··· EXCERPTED RECORDS
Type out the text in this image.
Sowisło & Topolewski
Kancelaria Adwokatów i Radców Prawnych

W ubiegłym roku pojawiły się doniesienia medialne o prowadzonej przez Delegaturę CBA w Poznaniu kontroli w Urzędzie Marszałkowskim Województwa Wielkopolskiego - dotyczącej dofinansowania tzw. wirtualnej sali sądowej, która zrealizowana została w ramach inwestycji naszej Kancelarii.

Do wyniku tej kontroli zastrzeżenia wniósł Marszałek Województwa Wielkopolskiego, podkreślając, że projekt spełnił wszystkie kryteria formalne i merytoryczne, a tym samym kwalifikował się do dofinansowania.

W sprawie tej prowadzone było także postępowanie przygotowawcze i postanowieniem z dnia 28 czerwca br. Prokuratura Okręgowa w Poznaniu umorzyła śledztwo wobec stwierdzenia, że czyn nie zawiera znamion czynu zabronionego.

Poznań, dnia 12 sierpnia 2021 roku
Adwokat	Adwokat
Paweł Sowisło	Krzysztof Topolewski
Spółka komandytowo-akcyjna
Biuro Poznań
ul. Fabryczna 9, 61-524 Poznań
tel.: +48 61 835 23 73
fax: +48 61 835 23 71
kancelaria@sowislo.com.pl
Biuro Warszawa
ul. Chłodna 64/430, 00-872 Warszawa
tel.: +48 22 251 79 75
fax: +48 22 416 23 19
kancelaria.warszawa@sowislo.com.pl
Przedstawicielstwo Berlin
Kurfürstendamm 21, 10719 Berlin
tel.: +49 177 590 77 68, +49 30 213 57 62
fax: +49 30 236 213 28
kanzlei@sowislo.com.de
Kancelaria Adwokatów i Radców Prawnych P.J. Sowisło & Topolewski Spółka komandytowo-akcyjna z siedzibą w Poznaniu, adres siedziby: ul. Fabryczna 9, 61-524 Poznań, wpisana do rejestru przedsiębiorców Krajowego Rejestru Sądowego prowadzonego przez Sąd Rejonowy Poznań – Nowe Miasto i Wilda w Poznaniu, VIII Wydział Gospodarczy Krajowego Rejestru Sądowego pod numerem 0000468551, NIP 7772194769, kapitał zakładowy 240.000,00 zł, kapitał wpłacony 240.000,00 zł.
······
··· EXCERPTED RECORDS
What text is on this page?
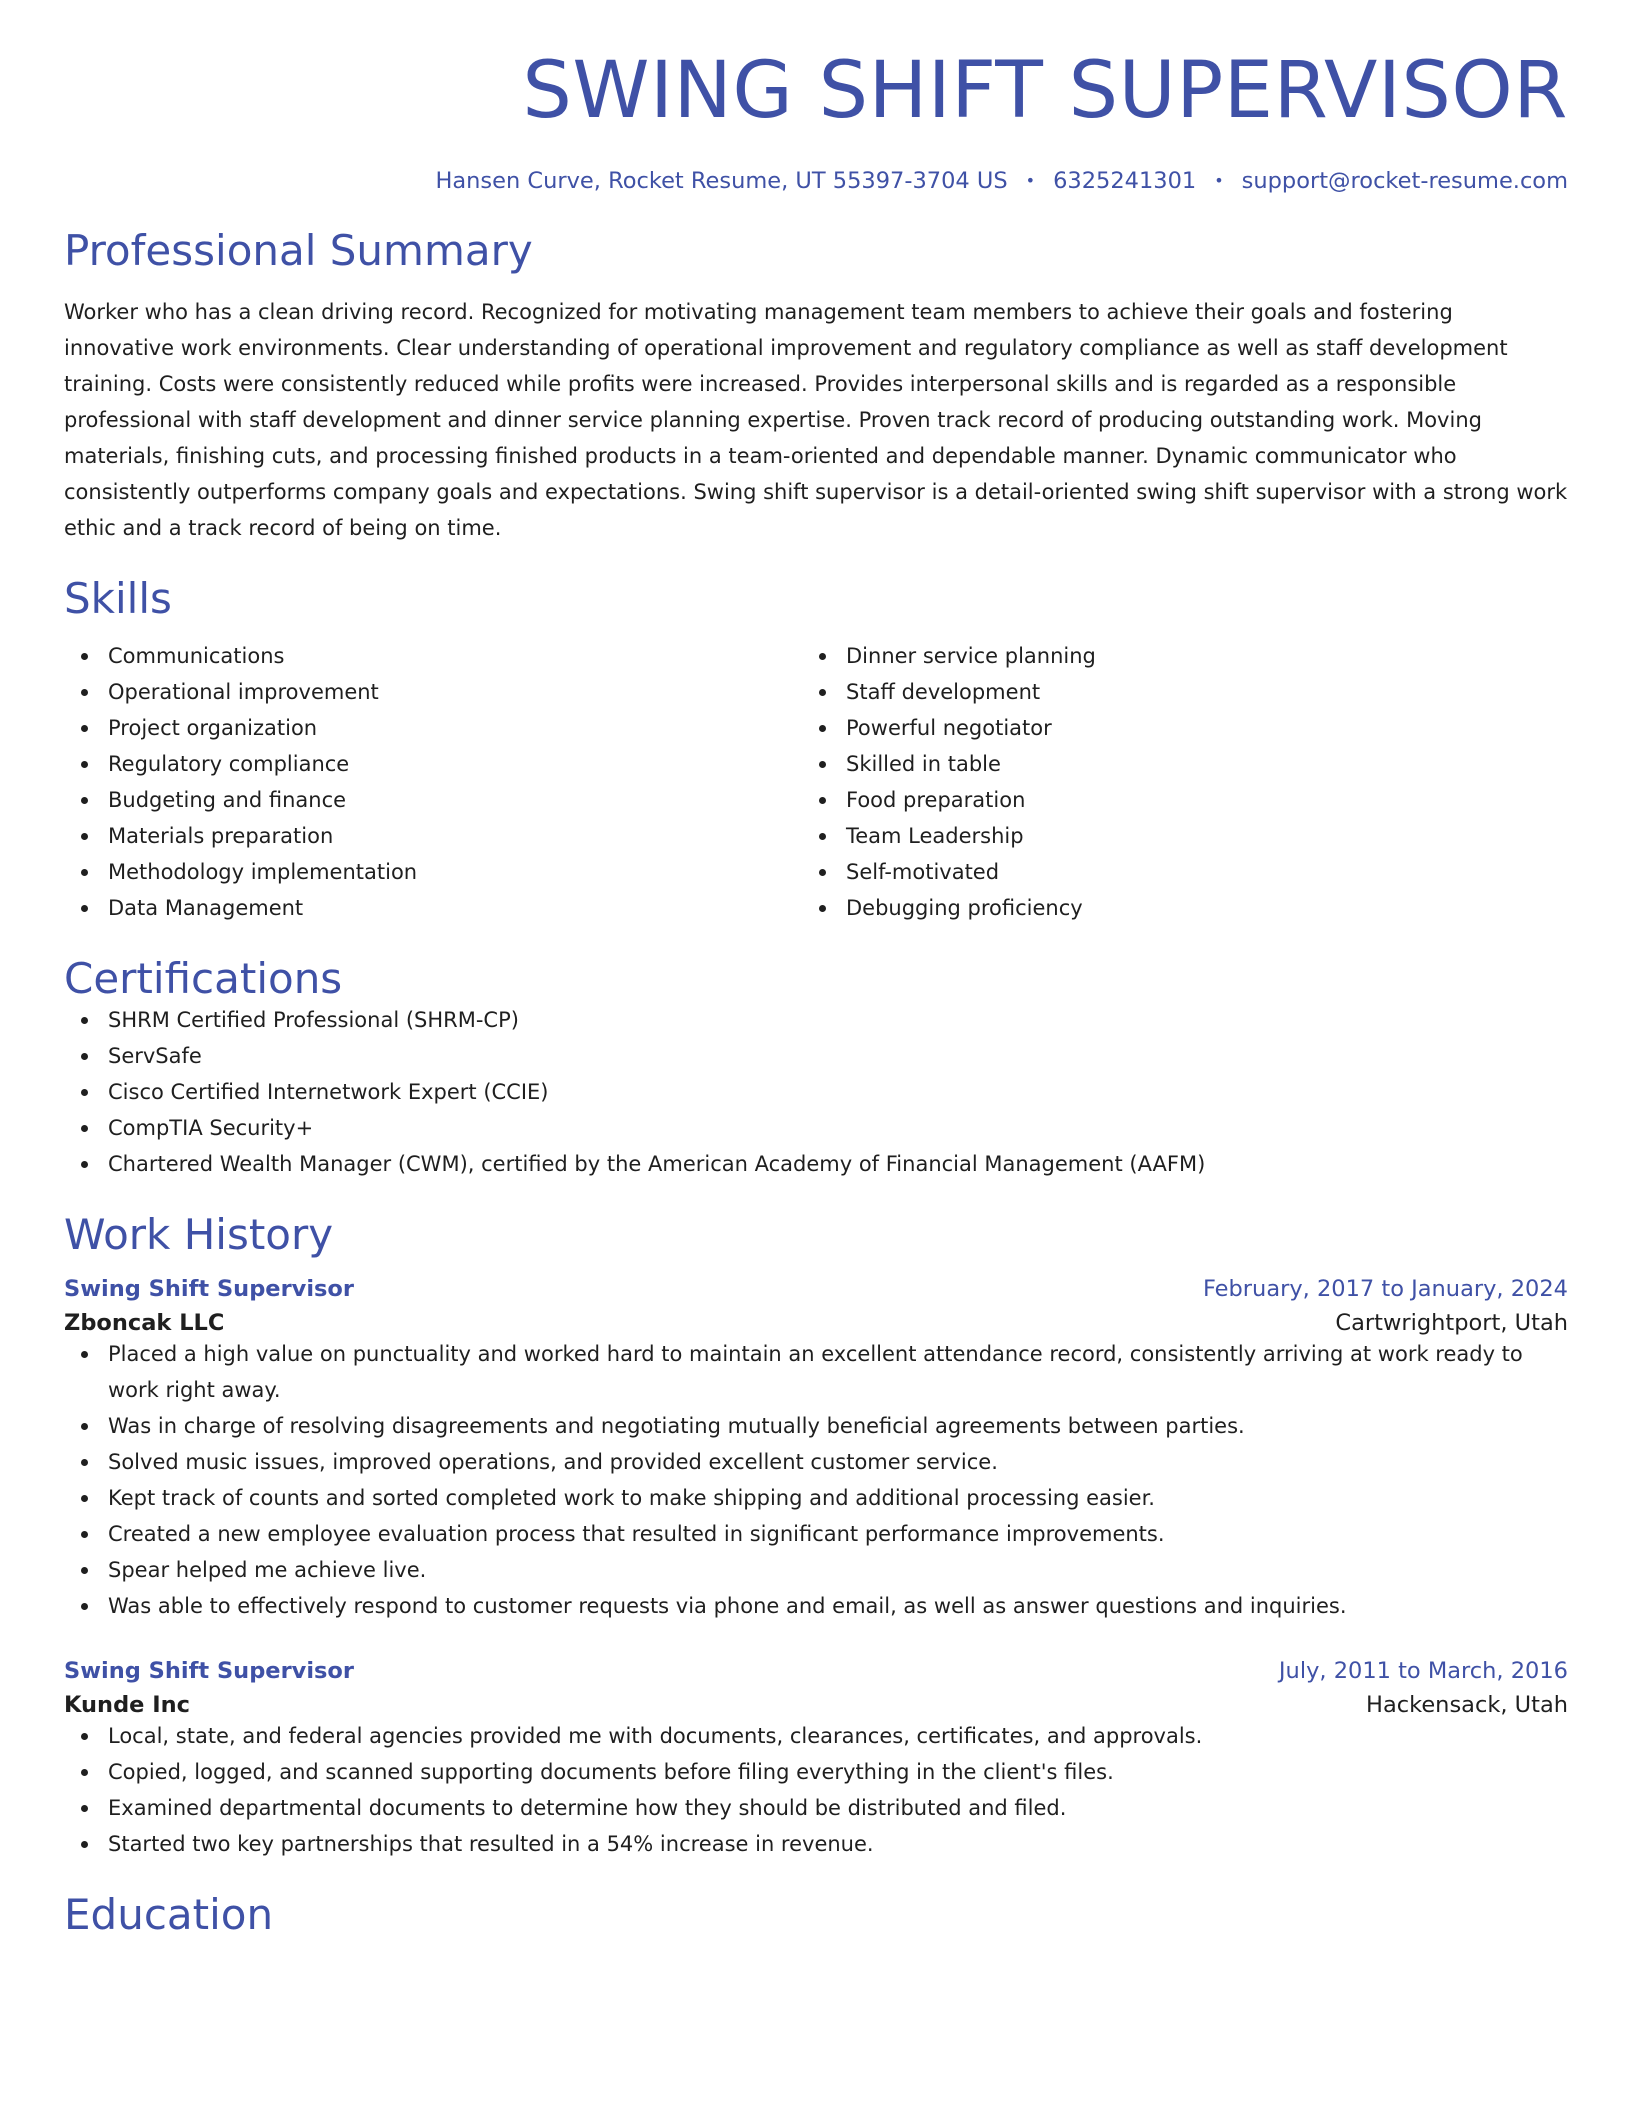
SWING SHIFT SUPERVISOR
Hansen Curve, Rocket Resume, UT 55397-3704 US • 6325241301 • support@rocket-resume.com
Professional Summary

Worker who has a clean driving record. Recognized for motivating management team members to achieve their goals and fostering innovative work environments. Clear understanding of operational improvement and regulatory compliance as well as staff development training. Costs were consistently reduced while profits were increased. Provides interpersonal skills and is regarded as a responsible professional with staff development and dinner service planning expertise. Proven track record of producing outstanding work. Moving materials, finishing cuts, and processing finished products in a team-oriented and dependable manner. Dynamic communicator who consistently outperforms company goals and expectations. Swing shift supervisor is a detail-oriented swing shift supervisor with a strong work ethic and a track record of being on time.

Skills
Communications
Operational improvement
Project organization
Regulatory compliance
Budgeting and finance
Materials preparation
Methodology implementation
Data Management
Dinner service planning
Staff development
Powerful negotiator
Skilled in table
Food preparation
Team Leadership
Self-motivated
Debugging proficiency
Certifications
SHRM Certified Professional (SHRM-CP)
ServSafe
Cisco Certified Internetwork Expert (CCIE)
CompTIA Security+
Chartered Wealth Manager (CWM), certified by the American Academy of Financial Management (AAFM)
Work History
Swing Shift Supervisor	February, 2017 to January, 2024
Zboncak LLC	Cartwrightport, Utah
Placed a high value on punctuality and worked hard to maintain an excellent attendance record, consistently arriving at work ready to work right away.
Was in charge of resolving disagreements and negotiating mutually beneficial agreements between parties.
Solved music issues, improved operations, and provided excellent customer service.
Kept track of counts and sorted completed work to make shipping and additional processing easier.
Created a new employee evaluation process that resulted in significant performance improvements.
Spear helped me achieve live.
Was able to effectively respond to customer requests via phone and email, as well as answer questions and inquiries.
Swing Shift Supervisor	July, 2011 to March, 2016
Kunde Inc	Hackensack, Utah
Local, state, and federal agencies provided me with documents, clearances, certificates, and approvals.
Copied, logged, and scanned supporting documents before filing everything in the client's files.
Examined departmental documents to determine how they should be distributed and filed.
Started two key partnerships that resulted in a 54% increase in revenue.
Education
······
■ **PROBLEM DESCRIPTION**
List all lines in the material containing the string "this".

■ **ANSWER TO THE EXERCISE**
Type out the text in this image.
What text is on this page?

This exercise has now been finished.